◆ **Your objective**
Check each line of the records below for the word "modifications" and copy those where it appears.

◆ **Exercise inputs**
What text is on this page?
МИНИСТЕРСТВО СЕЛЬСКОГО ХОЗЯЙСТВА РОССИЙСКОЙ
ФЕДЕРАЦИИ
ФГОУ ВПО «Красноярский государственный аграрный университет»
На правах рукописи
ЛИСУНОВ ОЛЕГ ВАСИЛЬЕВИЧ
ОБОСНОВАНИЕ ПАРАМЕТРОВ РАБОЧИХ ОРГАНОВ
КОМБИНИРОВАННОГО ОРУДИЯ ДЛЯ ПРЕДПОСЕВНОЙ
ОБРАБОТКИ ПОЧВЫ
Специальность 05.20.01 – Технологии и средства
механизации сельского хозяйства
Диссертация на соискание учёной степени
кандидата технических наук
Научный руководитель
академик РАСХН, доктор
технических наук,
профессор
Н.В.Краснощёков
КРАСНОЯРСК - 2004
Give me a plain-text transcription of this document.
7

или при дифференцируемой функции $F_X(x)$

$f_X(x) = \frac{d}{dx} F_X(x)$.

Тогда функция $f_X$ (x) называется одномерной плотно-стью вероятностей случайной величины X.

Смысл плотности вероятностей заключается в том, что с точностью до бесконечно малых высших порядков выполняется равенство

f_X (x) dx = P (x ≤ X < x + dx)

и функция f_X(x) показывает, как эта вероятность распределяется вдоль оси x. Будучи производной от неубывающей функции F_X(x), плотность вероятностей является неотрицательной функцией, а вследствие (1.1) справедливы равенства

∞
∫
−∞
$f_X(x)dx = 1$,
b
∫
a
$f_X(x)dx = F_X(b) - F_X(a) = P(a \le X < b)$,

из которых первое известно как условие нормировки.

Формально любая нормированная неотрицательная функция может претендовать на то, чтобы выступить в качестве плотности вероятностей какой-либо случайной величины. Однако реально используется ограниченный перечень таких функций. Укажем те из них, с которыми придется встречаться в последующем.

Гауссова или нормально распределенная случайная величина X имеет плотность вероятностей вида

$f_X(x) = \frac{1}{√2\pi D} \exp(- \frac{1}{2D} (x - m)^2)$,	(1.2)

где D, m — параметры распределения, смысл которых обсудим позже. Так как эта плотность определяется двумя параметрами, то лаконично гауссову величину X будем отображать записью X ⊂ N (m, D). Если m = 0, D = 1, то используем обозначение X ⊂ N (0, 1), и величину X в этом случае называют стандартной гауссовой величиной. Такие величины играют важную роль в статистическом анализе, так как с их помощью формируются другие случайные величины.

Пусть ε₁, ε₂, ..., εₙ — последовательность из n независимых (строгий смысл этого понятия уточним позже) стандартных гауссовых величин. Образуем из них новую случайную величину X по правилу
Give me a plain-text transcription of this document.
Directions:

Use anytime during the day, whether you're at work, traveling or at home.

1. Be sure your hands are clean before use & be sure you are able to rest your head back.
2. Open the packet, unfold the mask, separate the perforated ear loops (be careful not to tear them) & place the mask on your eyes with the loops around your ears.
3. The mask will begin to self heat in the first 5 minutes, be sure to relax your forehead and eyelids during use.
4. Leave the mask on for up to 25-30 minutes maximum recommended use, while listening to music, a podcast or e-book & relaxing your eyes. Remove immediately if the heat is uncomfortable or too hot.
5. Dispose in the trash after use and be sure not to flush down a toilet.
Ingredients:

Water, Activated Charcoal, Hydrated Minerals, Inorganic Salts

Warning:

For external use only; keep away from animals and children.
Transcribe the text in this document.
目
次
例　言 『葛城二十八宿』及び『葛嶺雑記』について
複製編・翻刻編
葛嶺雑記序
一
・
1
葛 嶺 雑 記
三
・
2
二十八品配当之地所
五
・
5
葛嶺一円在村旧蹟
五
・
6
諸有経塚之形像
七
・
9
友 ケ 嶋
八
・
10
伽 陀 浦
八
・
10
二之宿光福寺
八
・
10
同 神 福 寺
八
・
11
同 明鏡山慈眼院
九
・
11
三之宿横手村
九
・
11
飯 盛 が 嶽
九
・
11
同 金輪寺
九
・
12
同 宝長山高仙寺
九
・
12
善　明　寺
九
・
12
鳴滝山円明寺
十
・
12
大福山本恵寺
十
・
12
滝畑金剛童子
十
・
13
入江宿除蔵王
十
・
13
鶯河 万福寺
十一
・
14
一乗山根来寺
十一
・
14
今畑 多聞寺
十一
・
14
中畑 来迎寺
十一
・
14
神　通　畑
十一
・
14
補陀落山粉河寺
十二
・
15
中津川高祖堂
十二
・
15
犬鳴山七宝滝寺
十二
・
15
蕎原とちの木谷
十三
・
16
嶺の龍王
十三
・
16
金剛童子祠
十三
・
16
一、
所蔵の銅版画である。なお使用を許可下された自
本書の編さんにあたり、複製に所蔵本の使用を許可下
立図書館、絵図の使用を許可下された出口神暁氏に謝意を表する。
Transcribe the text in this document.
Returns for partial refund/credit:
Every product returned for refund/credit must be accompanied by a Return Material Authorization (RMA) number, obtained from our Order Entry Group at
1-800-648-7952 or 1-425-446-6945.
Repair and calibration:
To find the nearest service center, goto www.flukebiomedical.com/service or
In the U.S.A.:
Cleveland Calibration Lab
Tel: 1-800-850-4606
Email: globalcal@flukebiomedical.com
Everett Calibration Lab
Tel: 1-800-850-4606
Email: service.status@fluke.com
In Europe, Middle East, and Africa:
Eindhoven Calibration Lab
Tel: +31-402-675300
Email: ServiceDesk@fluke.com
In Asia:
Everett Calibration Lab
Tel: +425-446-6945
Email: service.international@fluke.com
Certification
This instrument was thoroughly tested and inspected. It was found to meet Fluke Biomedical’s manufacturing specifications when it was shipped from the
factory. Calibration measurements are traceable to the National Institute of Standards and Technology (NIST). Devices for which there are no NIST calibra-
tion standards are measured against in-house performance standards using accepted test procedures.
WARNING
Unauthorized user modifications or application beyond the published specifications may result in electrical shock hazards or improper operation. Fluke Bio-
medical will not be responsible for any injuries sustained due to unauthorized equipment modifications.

◆ **Answer for the task**
Unauthorized user modifications or application beyond the published specifications may result in electrical shock hazards or improper operation. Fluke Bio-
medical will not be responsible for any injuries sustained due to unauthorized equipment modifications.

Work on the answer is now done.